> _GOAL_: Transcribe all the entries word for word, skipping the pictures.

Structured figure records
-- Begin --

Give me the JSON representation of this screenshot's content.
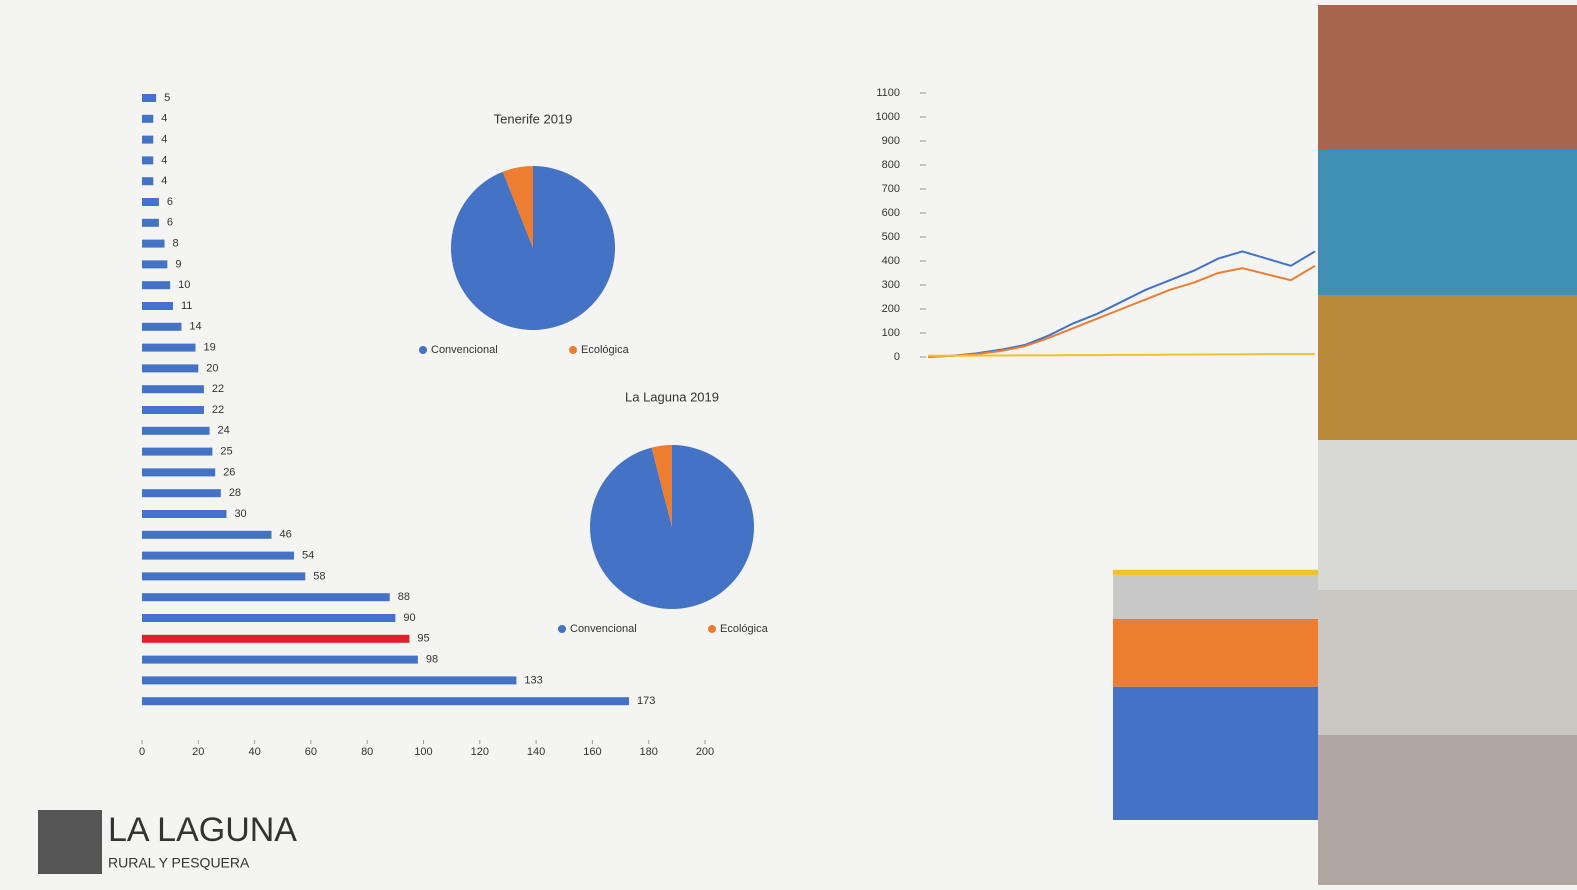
{
  "logo": {
    "title": "LA LAGUNA",
    "subtitle": "RURAL Y PESQUERA"
  },
  "chart_data": [
    {
      "type": "hbar",
      "values": [
        5,
        4,
        4,
        4,
        4,
        6,
        6,
        8,
        9,
        10,
        11,
        14,
        19,
        20,
        22,
        22,
        24,
        25,
        26,
        28,
        30,
        46,
        54,
        58,
        88,
        90,
        95,
        98,
        133,
        173
      ],
      "colors": [
        "#4472c4",
        "#4472c4",
        "#4472c4",
        "#4472c4",
        "#4472c4",
        "#4472c4",
        "#4472c4",
        "#4472c4",
        "#4472c4",
        "#4472c4",
        "#4472c4",
        "#4472c4",
        "#4472c4",
        "#4472c4",
        "#4472c4",
        "#4472c4",
        "#4472c4",
        "#4472c4",
        "#4472c4",
        "#4472c4",
        "#4472c4",
        "#4472c4",
        "#4472c4",
        "#4472c4",
        "#4472c4",
        "#4472c4",
        "#e0202a",
        "#4472c4",
        "#4472c4",
        "#4472c4"
      ],
      "xlim": [
        0,
        200
      ],
      "xticks": [
        0,
        20,
        40,
        60,
        80,
        100,
        120,
        140,
        160,
        180,
        200
      ]
    },
    {
      "type": "pie",
      "title": "Tenerife 2019",
      "categories": [
        "Convencional",
        "Ecológica"
      ],
      "values": [
        94,
        6
      ],
      "colors": [
        "#4472c4",
        "#ed7d31"
      ]
    },
    {
      "type": "pie",
      "title": "La Laguna 2019",
      "categories": [
        "Convencional",
        "Ecológica"
      ],
      "values": [
        96,
        4
      ],
      "colors": [
        "#4472c4",
        "#ed7d31"
      ]
    },
    {
      "type": "line",
      "ylim": [
        0,
        1100
      ],
      "yticks": [
        0,
        100,
        200,
        300,
        400,
        500,
        600,
        700,
        800,
        900,
        1000,
        1100
      ],
      "series": [
        {
          "color": "#4472c4",
          "values": [
            0,
            5,
            15,
            30,
            50,
            90,
            140,
            180,
            230,
            280,
            320,
            360,
            410,
            440,
            410,
            380,
            440
          ]
        },
        {
          "color": "#ed7d31",
          "values": [
            0,
            5,
            12,
            25,
            45,
            80,
            120,
            160,
            200,
            240,
            280,
            310,
            350,
            370,
            345,
            320,
            380
          ]
        },
        {
          "color": "#f2c12e",
          "values": [
            5,
            5,
            6,
            6,
            7,
            7,
            8,
            8,
            9,
            9,
            10,
            10,
            11,
            11,
            12,
            12,
            12
          ]
        }
      ]
    },
    {
      "type": "stacked",
      "ylim": [
        0,
        100
      ],
      "series": [
        {
          "color": "#4472c4",
          "values": [
            49
          ]
        },
        {
          "color": "#ed7d31",
          "values": [
            25
          ]
        },
        {
          "color": "#c8c8c8",
          "values": [
            16
          ]
        },
        {
          "color": "#f2c12e",
          "values": [
            2
          ]
        }
      ]
    }
  ]
}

-- End --

> _EXPECTED ANSWER_:
Give me the JSON representation of this screenshot's content.
{
  "logo": {
    "title": "LA LAGUNA",
    "subtitle": "RURAL Y PESQUERA"
  },
  "chart_data": [
    {
      "type": "hbar",
      "values": [
        5,
        4,
        4,
        4,
        4,
        6,
        6,
        8,
        9,
        10,
        11,
        14,
        19,
        20,
        22,
        22,
        24,
        25,
        26,
        28,
        30,
        46,
        54,
        58,
        88,
        90,
        95,
        98,
        133,
        173
      ],
      "colors": [
        "#4472c4",
        "#4472c4",
        "#4472c4",
        "#4472c4",
        "#4472c4",
        "#4472c4",
        "#4472c4",
        "#4472c4",
        "#4472c4",
        "#4472c4",
        "#4472c4",
        "#4472c4",
        "#4472c4",
        "#4472c4",
        "#4472c4",
        "#4472c4",
        "#4472c4",
        "#4472c4",
        "#4472c4",
        "#4472c4",
        "#4472c4",
        "#4472c4",
        "#4472c4",
        "#4472c4",
        "#4472c4",
        "#4472c4",
        "#e0202a",
        "#4472c4",
        "#4472c4",
        "#4472c4"
      ],
      "xlim": [
        0,
        200
      ],
      "xticks": [
        0,
        20,
        40,
        60,
        80,
        100,
        120,
        140,
        160,
        180,
        200
      ]
    },
    {
      "type": "pie",
      "title": "Tenerife 2019",
      "categories": [
        "Convencional",
        "Ecológica"
      ],
      "values": [
        94,
        6
      ],
      "colors": [
        "#4472c4",
        "#ed7d31"
      ]
    },
    {
      "type": "pie",
      "title": "La Laguna 2019",
      "categories": [
        "Convencional",
        "Ecológica"
      ],
      "values": [
        96,
        4
      ],
      "colors": [
        "#4472c4",
        "#ed7d31"
      ]
    },
    {
      "type": "line",
      "ylim": [
        0,
        1100
      ],
      "yticks": [
        0,
        100,
        200,
        300,
        400,
        500,
        600,
        700,
        800,
        900,
        1000,
        1100
      ],
      "series": [
        {
          "color": "#4472c4",
          "values": [
            0,
            5,
            15,
            30,
            50,
            90,
            140,
            180,
            230,
            280,
            320,
            360,
            410,
            440,
            410,
            380,
            440
          ]
        },
        {
          "color": "#ed7d31",
          "values": [
            0,
            5,
            12,
            25,
            45,
            80,
            120,
            160,
            200,
            240,
            280,
            310,
            350,
            370,
            345,
            320,
            380
          ]
        },
        {
          "color": "#f2c12e",
          "values": [
            5,
            5,
            6,
            6,
            7,
            7,
            8,
            8,
            9,
            9,
            10,
            10,
            11,
            11,
            12,
            12,
            12
          ]
        }
      ]
    },
    {
      "type": "stacked",
      "ylim": [
        0,
        100
      ],
      "series": [
        {
          "color": "#4472c4",
          "values": [
            49
          ]
        },
        {
          "color": "#ed7d31",
          "values": [
            25
          ]
        },
        {
          "color": "#c8c8c8",
          "values": [
            16
          ]
        },
        {
          "color": "#f2c12e",
          "values": [
            2
          ]
        }
      ]
    }
  ]
}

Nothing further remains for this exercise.